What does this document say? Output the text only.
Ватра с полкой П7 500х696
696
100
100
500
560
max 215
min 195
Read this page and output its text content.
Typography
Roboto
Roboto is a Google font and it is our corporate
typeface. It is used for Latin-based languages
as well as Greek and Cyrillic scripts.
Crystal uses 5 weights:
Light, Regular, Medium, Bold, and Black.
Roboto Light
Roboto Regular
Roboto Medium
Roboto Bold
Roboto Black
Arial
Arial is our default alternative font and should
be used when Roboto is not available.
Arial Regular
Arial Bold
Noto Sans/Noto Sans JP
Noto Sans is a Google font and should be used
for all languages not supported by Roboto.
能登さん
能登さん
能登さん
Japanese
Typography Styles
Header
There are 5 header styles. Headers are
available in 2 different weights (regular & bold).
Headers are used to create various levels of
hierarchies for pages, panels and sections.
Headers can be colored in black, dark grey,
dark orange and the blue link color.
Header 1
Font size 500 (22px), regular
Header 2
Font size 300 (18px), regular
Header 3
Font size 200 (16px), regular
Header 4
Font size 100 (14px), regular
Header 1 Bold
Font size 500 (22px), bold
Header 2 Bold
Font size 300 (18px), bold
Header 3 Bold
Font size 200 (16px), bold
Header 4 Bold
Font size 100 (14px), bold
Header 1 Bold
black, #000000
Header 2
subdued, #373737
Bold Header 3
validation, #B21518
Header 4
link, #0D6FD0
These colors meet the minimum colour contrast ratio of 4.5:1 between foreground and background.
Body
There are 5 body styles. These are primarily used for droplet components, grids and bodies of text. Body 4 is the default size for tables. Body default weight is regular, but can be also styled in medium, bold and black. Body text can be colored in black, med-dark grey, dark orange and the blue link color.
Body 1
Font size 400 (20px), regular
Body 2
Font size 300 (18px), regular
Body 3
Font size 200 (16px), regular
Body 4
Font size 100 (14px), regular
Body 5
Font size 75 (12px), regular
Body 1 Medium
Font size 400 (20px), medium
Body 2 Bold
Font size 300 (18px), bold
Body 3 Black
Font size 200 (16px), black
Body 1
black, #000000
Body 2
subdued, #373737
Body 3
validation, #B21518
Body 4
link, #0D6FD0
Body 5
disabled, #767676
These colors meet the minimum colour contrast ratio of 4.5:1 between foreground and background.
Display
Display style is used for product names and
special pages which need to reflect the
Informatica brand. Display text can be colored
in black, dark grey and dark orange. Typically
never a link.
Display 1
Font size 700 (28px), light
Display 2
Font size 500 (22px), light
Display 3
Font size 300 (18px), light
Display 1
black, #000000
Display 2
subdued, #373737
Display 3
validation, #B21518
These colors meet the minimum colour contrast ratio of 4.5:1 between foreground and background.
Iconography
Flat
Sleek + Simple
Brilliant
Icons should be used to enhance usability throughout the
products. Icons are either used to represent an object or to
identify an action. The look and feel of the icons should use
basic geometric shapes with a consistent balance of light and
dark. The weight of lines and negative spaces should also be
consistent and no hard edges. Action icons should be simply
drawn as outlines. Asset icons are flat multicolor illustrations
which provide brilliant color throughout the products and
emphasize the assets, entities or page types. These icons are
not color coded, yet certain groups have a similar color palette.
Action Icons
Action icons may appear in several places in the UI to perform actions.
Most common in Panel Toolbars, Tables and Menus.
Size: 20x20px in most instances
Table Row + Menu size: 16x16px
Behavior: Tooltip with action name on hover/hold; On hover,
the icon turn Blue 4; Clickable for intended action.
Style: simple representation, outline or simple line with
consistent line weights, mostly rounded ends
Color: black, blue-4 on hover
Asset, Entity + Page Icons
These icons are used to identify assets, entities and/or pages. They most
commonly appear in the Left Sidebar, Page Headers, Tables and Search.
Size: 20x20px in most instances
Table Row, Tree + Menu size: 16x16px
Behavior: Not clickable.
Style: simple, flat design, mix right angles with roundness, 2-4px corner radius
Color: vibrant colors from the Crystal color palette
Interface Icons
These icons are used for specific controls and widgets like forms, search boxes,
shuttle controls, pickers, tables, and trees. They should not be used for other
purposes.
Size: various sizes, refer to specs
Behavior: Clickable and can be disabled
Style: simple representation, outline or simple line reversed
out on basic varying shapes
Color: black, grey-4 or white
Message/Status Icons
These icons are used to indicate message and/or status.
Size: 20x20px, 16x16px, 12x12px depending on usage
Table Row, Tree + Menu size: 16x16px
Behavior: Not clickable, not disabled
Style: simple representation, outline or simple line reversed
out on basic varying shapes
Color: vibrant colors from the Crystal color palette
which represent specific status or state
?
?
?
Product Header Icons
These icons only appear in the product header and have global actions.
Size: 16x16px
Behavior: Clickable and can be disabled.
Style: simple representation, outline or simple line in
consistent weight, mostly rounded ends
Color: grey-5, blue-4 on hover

§ §

WHAT YOU HAVE TO DO: Count the lines in the records above that contain the word "orange", and give only the number.

WRITTEN ANSWER: 3